§ RAW DATA
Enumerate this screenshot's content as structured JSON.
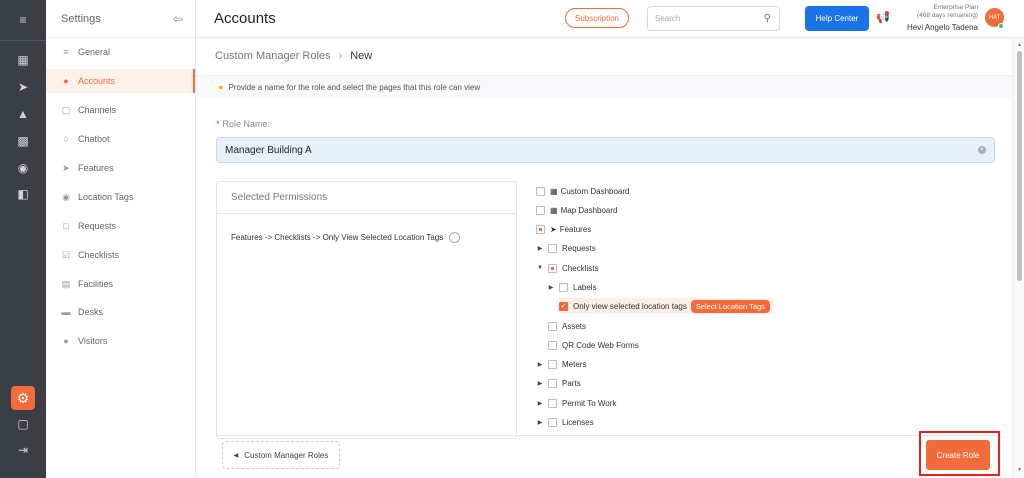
{
  "sidebar": {
    "title": "Settings",
    "items": [
      {
        "label": "General",
        "icon": "sliders-icon"
      },
      {
        "label": "Accounts",
        "icon": "users-icon"
      },
      {
        "label": "Channels",
        "icon": "cube-icon"
      },
      {
        "label": "Chatbot",
        "icon": "chat-icon"
      },
      {
        "label": "Features",
        "icon": "rocket-icon"
      },
      {
        "label": "Location Tags",
        "icon": "pin-icon"
      },
      {
        "label": "Requests",
        "icon": "request-icon"
      },
      {
        "label": "Checklists",
        "icon": "checklist-icon"
      },
      {
        "label": "Facilities",
        "icon": "facilities-icon"
      },
      {
        "label": "Desks",
        "icon": "desk-icon"
      },
      {
        "label": "Visitors",
        "icon": "visitors-icon"
      }
    ],
    "active": "Accounts"
  },
  "header": {
    "title": "Accounts",
    "subscription_label": "Subscription",
    "search_placeholder": "Search",
    "help_label": "Help Center",
    "plan_line1": "Enterprise Plan",
    "plan_line2": "(468 days remaining)",
    "user_name": "Hevi Angelo Tadena",
    "avatar_initials": "HAT"
  },
  "breadcrumb": {
    "parent": "Custom Manager Roles",
    "sep": "›",
    "current": "New"
  },
  "hint": "Provide a name for the role and select the pages that this role can view",
  "role_name": {
    "label": "Role Name:",
    "value": "Manager Building A"
  },
  "selected_permissions": {
    "title": "Selected Permissions",
    "entries": [
      "Features -> Checklists -> Only View Selected Location Tags"
    ]
  },
  "tree": [
    {
      "label": "Custom Dashboard",
      "icon": "dashboard-icon",
      "state": "none"
    },
    {
      "label": "Map Dashboard",
      "icon": "dashboard-icon",
      "state": "none"
    },
    {
      "label": "Features",
      "icon": "rocket-icon",
      "state": "partial"
    },
    {
      "label": "Requests",
      "state": "none"
    },
    {
      "label": "Checklists",
      "state": "partial"
    },
    {
      "label": "Labels",
      "state": "none"
    },
    {
      "label": "Only view selected location tags",
      "state": "checked",
      "action": "Select Location Tags"
    },
    {
      "label": "Assets",
      "state": "none"
    },
    {
      "label": "QR Code Web Forms",
      "state": "none"
    },
    {
      "label": "Meters",
      "state": "none"
    },
    {
      "label": "Parts",
      "state": "none"
    },
    {
      "label": "Permit To Work",
      "state": "none"
    },
    {
      "label": "Licenses",
      "state": "none"
    }
  ],
  "footer": {
    "back_label": "Custom Manager Roles",
    "create_label": "Create Role"
  },
  "colors": {
    "accent": "#f26b3a",
    "primary": "#1a73e8",
    "highlight_box": "#e02424"
  }
}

§ EXERCISE GOAL
All records above are to be printed exactly, minus the pictures they contain.

§ CORRECT RESPONSE
Enumerate this screenshot's content as structured JSON.
{
  "sidebar": {
    "title": "Settings",
    "items": [
      {
        "label": "General",
        "icon": "sliders-icon"
      },
      {
        "label": "Accounts",
        "icon": "users-icon"
      },
      {
        "label": "Channels",
        "icon": "cube-icon"
      },
      {
        "label": "Chatbot",
        "icon": "chat-icon"
      },
      {
        "label": "Features",
        "icon": "rocket-icon"
      },
      {
        "label": "Location Tags",
        "icon": "pin-icon"
      },
      {
        "label": "Requests",
        "icon": "request-icon"
      },
      {
        "label": "Checklists",
        "icon": "checklist-icon"
      },
      {
        "label": "Facilities",
        "icon": "facilities-icon"
      },
      {
        "label": "Desks",
        "icon": "desk-icon"
      },
      {
        "label": "Visitors",
        "icon": "visitors-icon"
      }
    ],
    "active": "Accounts"
  },
  "header": {
    "title": "Accounts",
    "subscription_label": "Subscription",
    "search_placeholder": "Search",
    "help_label": "Help Center",
    "plan_line1": "Enterprise Plan",
    "plan_line2": "(468 days remaining)",
    "user_name": "Hevi Angelo Tadena",
    "avatar_initials": "HAT"
  },
  "breadcrumb": {
    "parent": "Custom Manager Roles",
    "sep": "›",
    "current": "New"
  },
  "hint": "Provide a name for the role and select the pages that this role can view",
  "role_name": {
    "label": "Role Name:",
    "value": "Manager Building A"
  },
  "selected_permissions": {
    "title": "Selected Permissions",
    "entries": [
      "Features -> Checklists -> Only View Selected Location Tags"
    ]
  },
  "tree": [
    {
      "label": "Custom Dashboard",
      "icon": "dashboard-icon",
      "state": "none"
    },
    {
      "label": "Map Dashboard",
      "icon": "dashboard-icon",
      "state": "none"
    },
    {
      "label": "Features",
      "icon": "rocket-icon",
      "state": "partial"
    },
    {
      "label": "Requests",
      "state": "none"
    },
    {
      "label": "Checklists",
      "state": "partial"
    },
    {
      "label": "Labels",
      "state": "none"
    },
    {
      "label": "Only view selected location tags",
      "state": "checked",
      "action": "Select Location Tags"
    },
    {
      "label": "Assets",
      "state": "none"
    },
    {
      "label": "QR Code Web Forms",
      "state": "none"
    },
    {
      "label": "Meters",
      "state": "none"
    },
    {
      "label": "Parts",
      "state": "none"
    },
    {
      "label": "Permit To Work",
      "state": "none"
    },
    {
      "label": "Licenses",
      "state": "none"
    }
  ],
  "footer": {
    "back_label": "Custom Manager Roles",
    "create_label": "Create Role"
  },
  "colors": {
    "accent": "#f26b3a",
    "primary": "#1a73e8",
    "highlight_box": "#e02424"
  }
}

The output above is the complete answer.